EXERCISE OBJECTIVE: Skip every picture and copy only the lines from the one containing "What data populates" to the final line of the records below.

Dataset rows:

......

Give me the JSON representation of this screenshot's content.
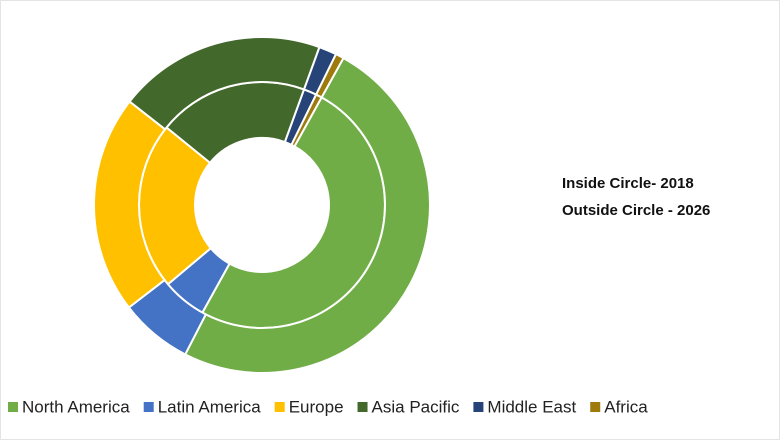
{
  "chart_data": {
    "type": "donut",
    "categories": [
      "North America",
      "Latin America",
      "Europe",
      "Asia Pacific",
      "Middle East",
      "Africa"
    ],
    "colors": [
      "#70ad47",
      "#4472c4",
      "#ffc000",
      "#43682b",
      "#264478",
      "#9e7a0d"
    ],
    "series": [
      {
        "values": [
          50,
          5.8,
          22,
          19.7,
          1.7,
          0.8
        ]
      },
      {
        "values": [
          49.5,
          7,
          21,
          20,
          1.7,
          0.8
        ]
      }
    ],
    "annotations": [
      "Inside Circle- 2018",
      "Outside Circle - 2026"
    ]
  }
}
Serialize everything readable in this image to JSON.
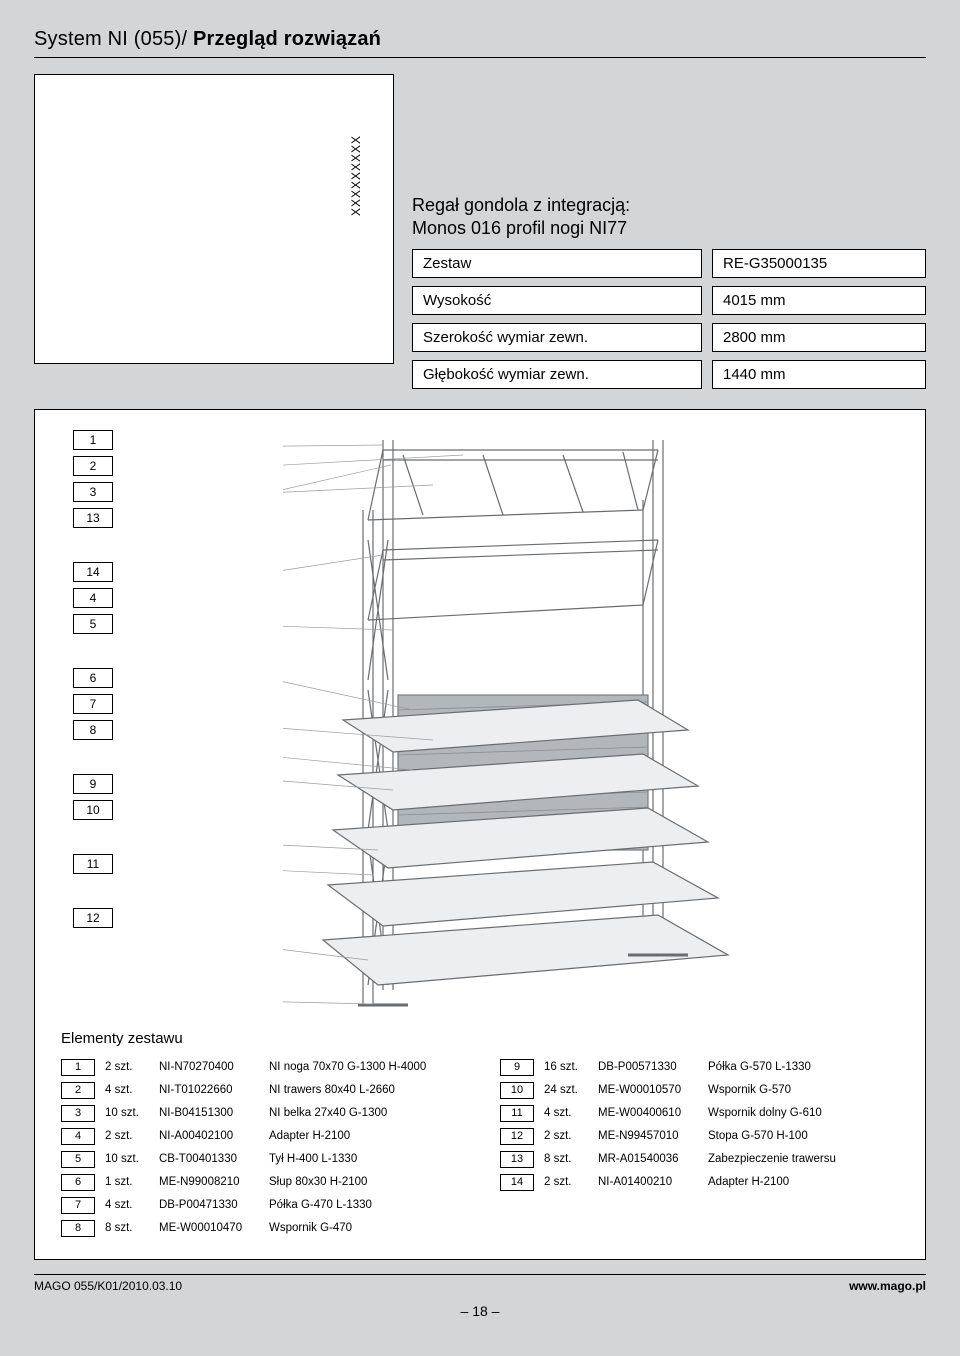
{
  "header": {
    "system": "System NI (055)/ ",
    "title": "Przegląd rozwiązań"
  },
  "topLeft": {
    "vertical": "XXXXXXXXX"
  },
  "product": {
    "line1": "Regał gondola z integracją:",
    "line2": "Monos 016 profil nogi NI77"
  },
  "specs": [
    {
      "label": "Zestaw",
      "value": "RE-G35000135"
    },
    {
      "label": "Wysokość",
      "value": "4015 mm"
    },
    {
      "label": "Szerokość wymiar zewn.",
      "value": "2800 mm"
    },
    {
      "label": "Głębokość wymiar zewn.",
      "value": "1440 mm"
    }
  ],
  "calloutGroups": [
    [
      "1",
      "2",
      "3",
      "13"
    ],
    [
      "14",
      "4",
      "5"
    ],
    [
      "6",
      "7",
      "8"
    ],
    [
      "9",
      "10"
    ],
    [
      "11"
    ],
    [
      "12"
    ]
  ],
  "partsTitle": "Elementy zestawu",
  "partsLeft": [
    {
      "n": "1",
      "qty": "2 szt.",
      "code": "NI-N70270400",
      "desc": "NI noga 70x70 G-1300 H-4000"
    },
    {
      "n": "2",
      "qty": "4 szt.",
      "code": "NI-T01022660",
      "desc": "NI trawers 80x40 L-2660"
    },
    {
      "n": "3",
      "qty": "10 szt.",
      "code": "NI-B04151300",
      "desc": "NI belka 27x40 G-1300"
    },
    {
      "n": "4",
      "qty": "2 szt.",
      "code": "NI-A00402100",
      "desc": "Adapter H-2100"
    },
    {
      "n": "5",
      "qty": "10 szt.",
      "code": "CB-T00401330",
      "desc": "Tył H-400 L-1330"
    },
    {
      "n": "6",
      "qty": "1 szt.",
      "code": "ME-N99008210",
      "desc": "Słup 80x30 H-2100"
    },
    {
      "n": "7",
      "qty": "4 szt.",
      "code": "DB-P00471330",
      "desc": "Półka G-470 L-1330"
    },
    {
      "n": "8",
      "qty": "8 szt.",
      "code": "ME-W00010470",
      "desc": "Wspornik G-470"
    }
  ],
  "partsRight": [
    {
      "n": "9",
      "qty": "16 szt.",
      "code": "DB-P00571330",
      "desc": "Półka G-570 L-1330"
    },
    {
      "n": "10",
      "qty": "24 szt.",
      "code": "ME-W00010570",
      "desc": "Wspornik G-570"
    },
    {
      "n": "11",
      "qty": "4 szt.",
      "code": "ME-W00400610",
      "desc": "Wspornik dolny G-610"
    },
    {
      "n": "12",
      "qty": "2 szt.",
      "code": "ME-N99457010",
      "desc": "Stopa G-570 H-100"
    },
    {
      "n": "13",
      "qty": "8 szt.",
      "code": "MR-A01540036",
      "desc": "Zabezpieczenie trawersu"
    },
    {
      "n": "14",
      "qty": "2 szt.",
      "code": "NI-A01400210",
      "desc": "Adapter H-2100"
    }
  ],
  "footer": {
    "left": "MAGO 055/K01/2010.03.10",
    "right": "www.mago.pl"
  },
  "pageNumber": "– 18 –",
  "colors": {
    "bg": "#d4d5d6",
    "line": "#7a7c7e",
    "lineDark": "#4a4c4e",
    "panel": "#b8bbbd"
  }
}
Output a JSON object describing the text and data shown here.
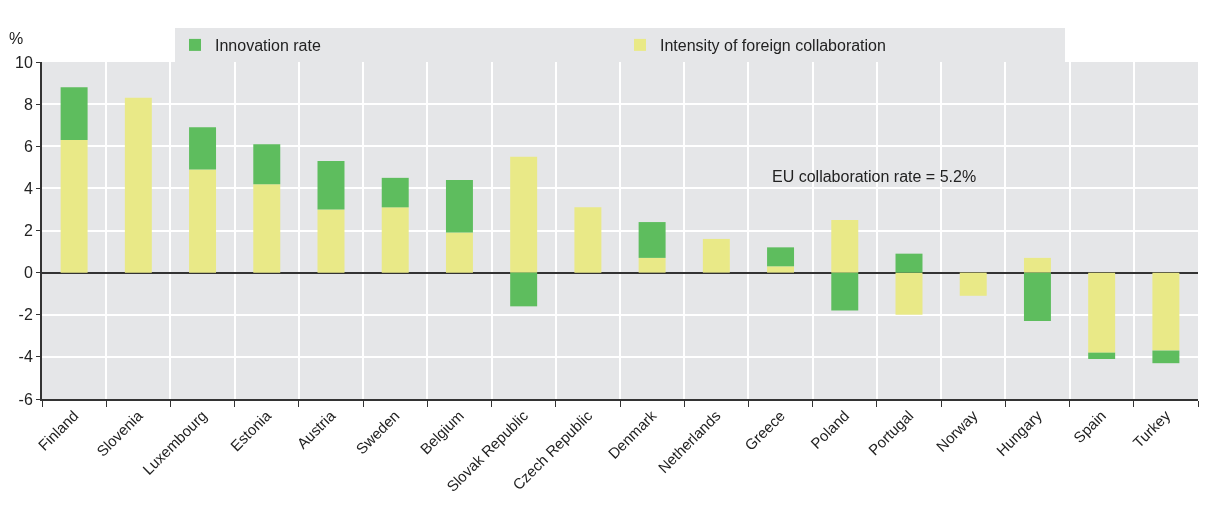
{
  "chart_data": {
    "type": "bar",
    "stacked": true,
    "ylabel": "%",
    "categories": [
      "Finland",
      "Slovenia",
      "Luxembourg",
      "Estonia",
      "Austria",
      "Sweden",
      "Belgium",
      "Slovak Republic",
      "Czech Republic",
      "Denmark",
      "Netherlands",
      "Greece",
      "Poland",
      "Portugal",
      "Norway",
      "Hungary",
      "Spain",
      "Turkey"
    ],
    "series": [
      {
        "name": "Intensity of foreign collaboration",
        "color": "#e9e987",
        "values": [
          6.3,
          8.3,
          4.9,
          4.2,
          3.0,
          3.1,
          1.9,
          5.5,
          3.1,
          0.7,
          1.6,
          0.3,
          2.5,
          -2.0,
          -1.1,
          0.7,
          -3.8,
          -3.7
        ]
      },
      {
        "name": "Innovation rate",
        "color": "#5ebd5e",
        "values": [
          2.5,
          0,
          2.0,
          1.9,
          2.3,
          1.4,
          2.5,
          -1.6,
          0,
          1.7,
          0,
          0.9,
          -1.8,
          0.9,
          0,
          -2.3,
          -0.3,
          -0.6
        ]
      }
    ],
    "ylim": [
      -6,
      10
    ],
    "yticks": [
      -6,
      -4,
      -2,
      0,
      2,
      4,
      6,
      8,
      10
    ],
    "grid": true,
    "legend": "top",
    "annotations": [
      "EU collaboration rate = 5.2%"
    ]
  }
}
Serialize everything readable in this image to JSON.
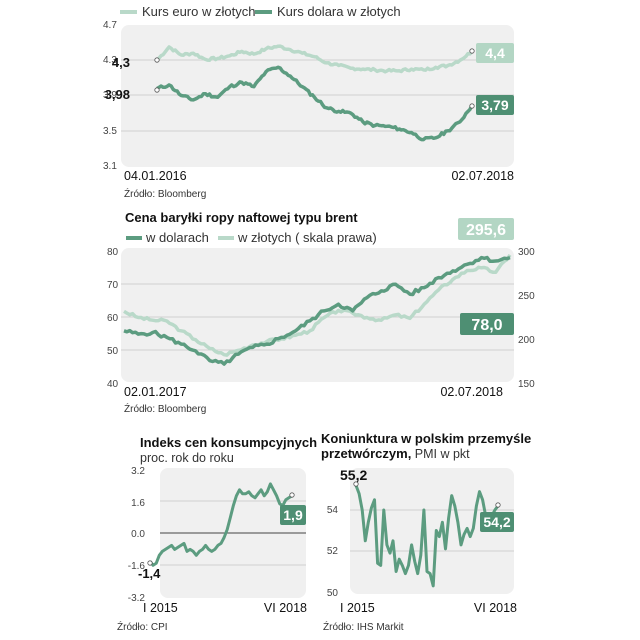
{
  "colors": {
    "dark": "#5c9c80",
    "light": "#b9d9c9",
    "panel": "#f0f0f0",
    "grid": "#cfcfcf",
    "badge_dark": "#4e8f73",
    "badge_light": "#b3d6c4"
  },
  "chart_data": [
    {
      "type": "line",
      "title": "",
      "legend": [
        "Kurs euro w złotych",
        "Kurs dolara w złotych"
      ],
      "x_start": "04.01.2016",
      "x_end": "02.07.2018",
      "y_ticks": [
        "4.7",
        "4.3",
        "3.9",
        "3.5",
        "3.1"
      ],
      "ylim": [
        3.1,
        4.7
      ],
      "start_labels": [
        "4,3",
        "3,98"
      ],
      "end_labels": [
        "4,4",
        "3,79"
      ],
      "source": "Źródło: Bloomberg",
      "series": [
        {
          "name": "Kurs euro w złotych",
          "values": [
            4.3,
            4.45,
            4.36,
            4.38,
            4.31,
            4.32,
            4.35,
            4.4,
            4.37,
            4.43,
            4.46,
            4.42,
            4.38,
            4.34,
            4.27,
            4.24,
            4.21,
            4.2,
            4.19,
            4.18,
            4.18,
            4.2,
            4.19,
            4.22,
            4.24,
            4.3,
            4.4
          ]
        },
        {
          "name": "Kurs dolara w złotych",
          "values": [
            3.98,
            4.02,
            3.9,
            3.85,
            3.92,
            3.88,
            4.0,
            4.05,
            4.0,
            4.17,
            4.22,
            4.12,
            4.0,
            3.88,
            3.76,
            3.72,
            3.7,
            3.6,
            3.56,
            3.55,
            3.52,
            3.48,
            3.4,
            3.42,
            3.5,
            3.6,
            3.79
          ]
        }
      ]
    },
    {
      "type": "line",
      "title": "Cena baryłki ropy naftowej typu brent",
      "legend": [
        "w dolarach",
        "w złotych ( skala prawa)"
      ],
      "x_start": "02.01.2017",
      "x_end": "02.07.2018",
      "y_ticks_left": [
        "80",
        "70",
        "60",
        "50",
        "40"
      ],
      "ylim_left": [
        40,
        80
      ],
      "y_ticks_right": [
        "300",
        "250",
        "200",
        "150"
      ],
      "ylim_right": [
        150,
        300
      ],
      "end_labels": [
        "295,6",
        "78,0"
      ],
      "source": "Źródło: Bloomberg",
      "series": [
        {
          "name": "w dolarach",
          "values": [
            56,
            55,
            55.5,
            54,
            52,
            50,
            47,
            46,
            49,
            51,
            52,
            54,
            56,
            59,
            62,
            64,
            62,
            66,
            68,
            70,
            67,
            69,
            72,
            74,
            76,
            78,
            77,
            78
          ]
        },
        {
          "name": "w złotych ( skala prawa)",
          "values": [
            232,
            225,
            222,
            221,
            210,
            200,
            190,
            183,
            188,
            194,
            198,
            201,
            205,
            210,
            225,
            233,
            230,
            225,
            222,
            228,
            224,
            240,
            256,
            268,
            278,
            281,
            276,
            295.6
          ]
        }
      ]
    },
    {
      "type": "line",
      "title": "Indeks cen konsumpcyjnych",
      "subtitle": "proc. rok do roku",
      "x_start": "I 2015",
      "x_end": "VI 2018",
      "y_ticks": [
        "3.2",
        "1.6",
        "0.0",
        "-1.6",
        "-3.2"
      ],
      "ylim": [
        -3.2,
        3.2
      ],
      "start_label": "-1,4",
      "end_label": "1,9",
      "source": "Źródło: CPI",
      "series": [
        {
          "name": "Indeks cen konsumpcyjnych",
          "values": [
            -1.4,
            -1.6,
            -1.5,
            -1.1,
            -0.9,
            -0.8,
            -0.7,
            -0.6,
            -0.8,
            -0.7,
            -0.6,
            -0.5,
            -0.9,
            -0.8,
            -0.9,
            -1.1,
            -0.9,
            -0.8,
            -0.6,
            -0.8,
            -0.9,
            -0.8,
            -0.6,
            -0.5,
            -0.2,
            0.2,
            0.8,
            1.4,
            1.9,
            2.2,
            2.0,
            2.0,
            2.1,
            1.9,
            1.8,
            2.0,
            2.2,
            1.9,
            2.1,
            2.5,
            2.2,
            1.9,
            1.5,
            1.4,
            1.7,
            1.8,
            1.9
          ]
        }
      ]
    },
    {
      "type": "line",
      "title": "Koniunktura w polskim przemyśle przetwórczym, PMI w pkt",
      "title_line1": "Koniunktura w polskim przemyśle",
      "title_line2": "przetwórczym,",
      "title_line2_regular": " PMI w pkt",
      "x_start": "I 2015",
      "x_end": "VI 2018",
      "y_ticks": [
        "54",
        "52",
        "50"
      ],
      "ylim": [
        50,
        56
      ],
      "start_label": "55,2",
      "end_label": "54,2",
      "source": "Źródło: IHS Markit",
      "series": [
        {
          "name": "PMI",
          "values": [
            55.2,
            54.8,
            54.0,
            52.5,
            53.4,
            54.1,
            54.5,
            51.4,
            51.3,
            54.0,
            52.3,
            51.9,
            52.5,
            51.0,
            51.6,
            51.3,
            50.9,
            51.3,
            52.3,
            51.5,
            50.9,
            51.8,
            54.0,
            51.0,
            50.9,
            50.3,
            53.0,
            52.7,
            53.4,
            52.1,
            53.6,
            54.7,
            54.2,
            53.4,
            52.3,
            52.8,
            53.1,
            52.7,
            53.1,
            54.2,
            54.9,
            54.5,
            53.7,
            53.2,
            53.7,
            54.0,
            54.2
          ]
        }
      ]
    }
  ]
}
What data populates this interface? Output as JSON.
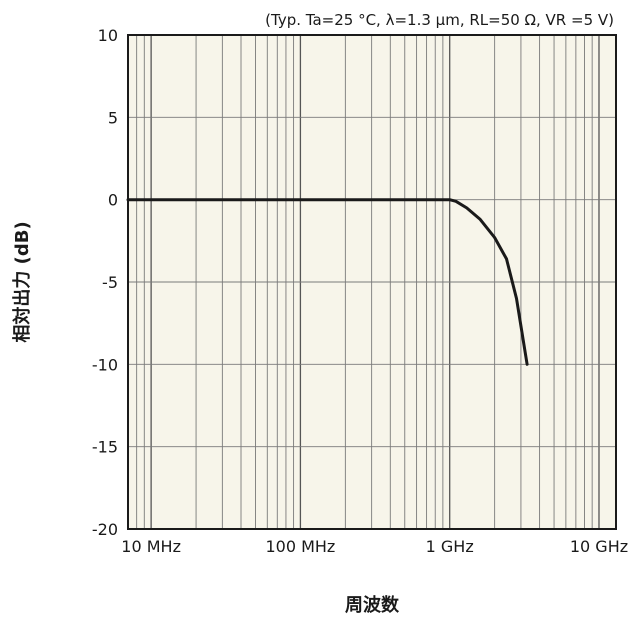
{
  "chart_data": {
    "type": "line",
    "conditions": "(Typ. Ta=25 °C,  λ=1.3 μm, RL=50 Ω, VR =5 V)",
    "xlabel": "周波数",
    "ylabel": "相対出力 (dB)",
    "x_scale": "log",
    "xlim_hz": [
      7000000,
      13000000000
    ],
    "ylim": [
      -20,
      10
    ],
    "y_ticks": [
      {
        "value": 10,
        "label": "10"
      },
      {
        "value": 5,
        "label": "5"
      },
      {
        "value": 0,
        "label": "0"
      },
      {
        "value": -5,
        "label": "-5"
      },
      {
        "value": -10,
        "label": "-10"
      },
      {
        "value": -15,
        "label": "-15"
      },
      {
        "value": -20,
        "label": "-20"
      }
    ],
    "x_ticks": [
      {
        "value_hz": 10000000,
        "label": "10 MHz"
      },
      {
        "value_hz": 100000000,
        "label": "100 MHz"
      },
      {
        "value_hz": 1000000000,
        "label": "1 GHz"
      },
      {
        "value_hz": 10000000000,
        "label": "10 GHz"
      }
    ],
    "grid": true,
    "plot_background": "#f7f5ea",
    "series": [
      {
        "color": "#1a1a1a",
        "x_hz": [
          7000000,
          100000000,
          1000000000,
          1100000000,
          1300000000,
          1600000000,
          2000000000,
          2400000000,
          2800000000,
          3300000000
        ],
        "y_db": [
          0,
          0,
          0,
          -0.1,
          -0.5,
          -1.2,
          -2.3,
          -3.6,
          -6.0,
          -10.0
        ]
      }
    ]
  }
}
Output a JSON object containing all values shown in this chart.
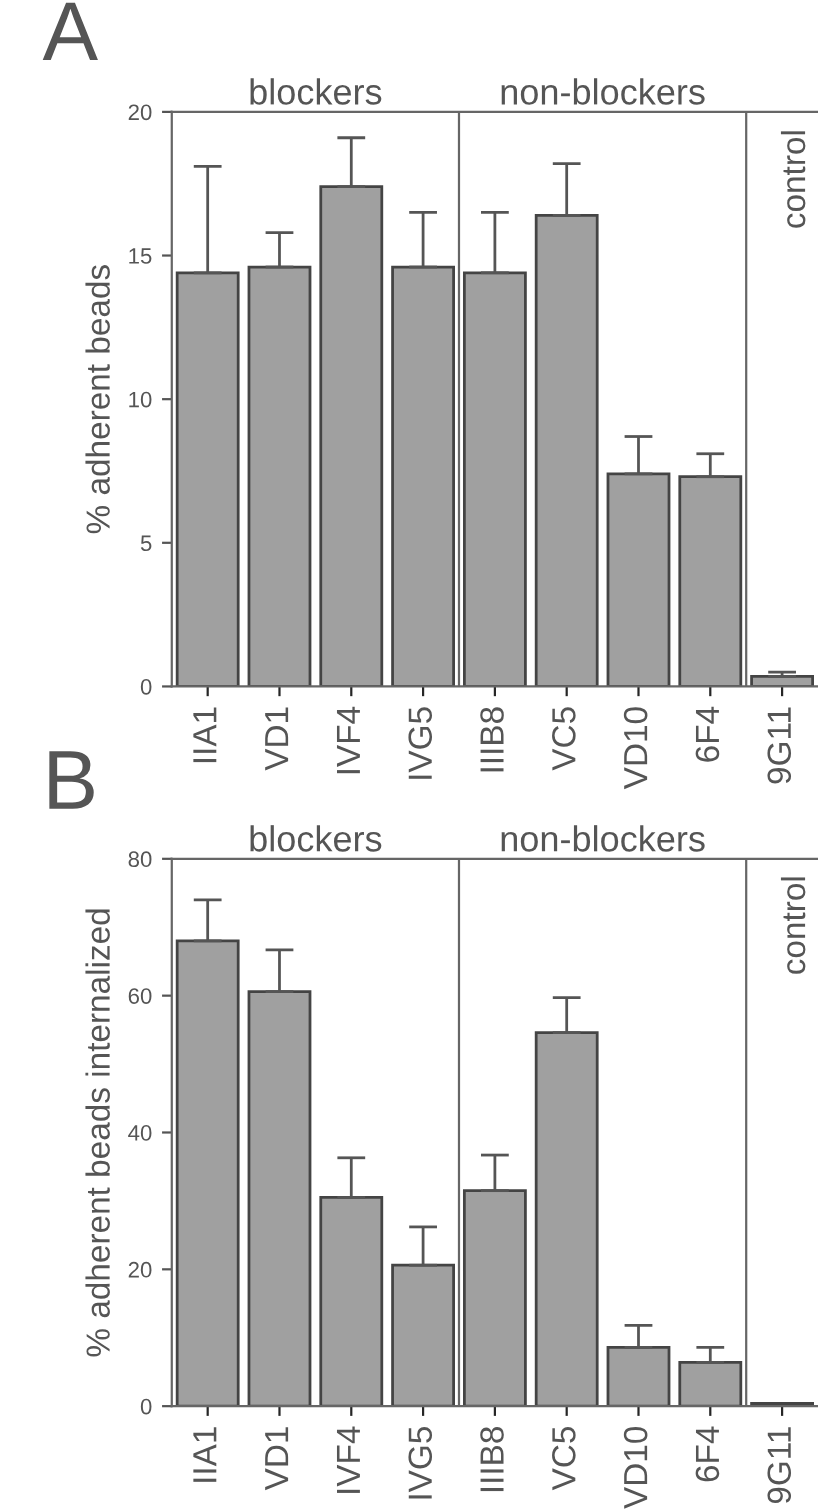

......

OUTPUT FOR THIS TASK:
What data populates this interface? Output as JSON.
{
  "chart_data": {
    "type": "line",
    "conditions": "(Typ. Ta=25 °C,  λ=1.3 μm, RL=50 Ω, VR =5 V)",
    "xlabel": "周波数",
    "ylabel": "相対出力 (dB)",
    "x_scale": "log",
    "xlim_hz": [
      7000000,
      13000000000
    ],
    "ylim": [
      -20,
      10
    ],
    "y_ticks": [
      {
        "value": 10,
        "label": "10"
      },
      {
        "value": 5,
        "label": "5"
      },
      {
        "value": 0,
        "label": "0"
      },
      {
        "value": -5,
        "label": "-5"
      },
      {
        "value": -10,
        "label": "-10"
      },
      {
        "value": -15,
        "label": "-15"
      },
      {
        "value": -20,
        "label": "-20"
      }
    ],
    "x_ticks": [
      {
        "value_hz": 10000000,
        "label": "10 MHz"
      },
      {
        "value_hz": 100000000,
        "label": "100 MHz"
      },
      {
        "value_hz": 1000000000,
        "label": "1 GHz"
      },
      {
        "value_hz": 10000000000,
        "label": "10 GHz"
      }
    ],
    "grid": true,
    "plot_background": "#f7f5ea",
    "series": [
      {
        "color": "#1a1a1a",
        "x_hz": [
          7000000,
          100000000,
          1000000000,
          1100000000,
          1300000000,
          1600000000,
          2000000000,
          2400000000,
          2800000000,
          3300000000
        ],
        "y_db": [
          0,
          0,
          0,
          -0.1,
          -0.5,
          -1.2,
          -2.3,
          -3.6,
          -6.0,
          -10.0
        ]
      }
    ]
  }
}
Output a JSON object containing all values shown in this chart.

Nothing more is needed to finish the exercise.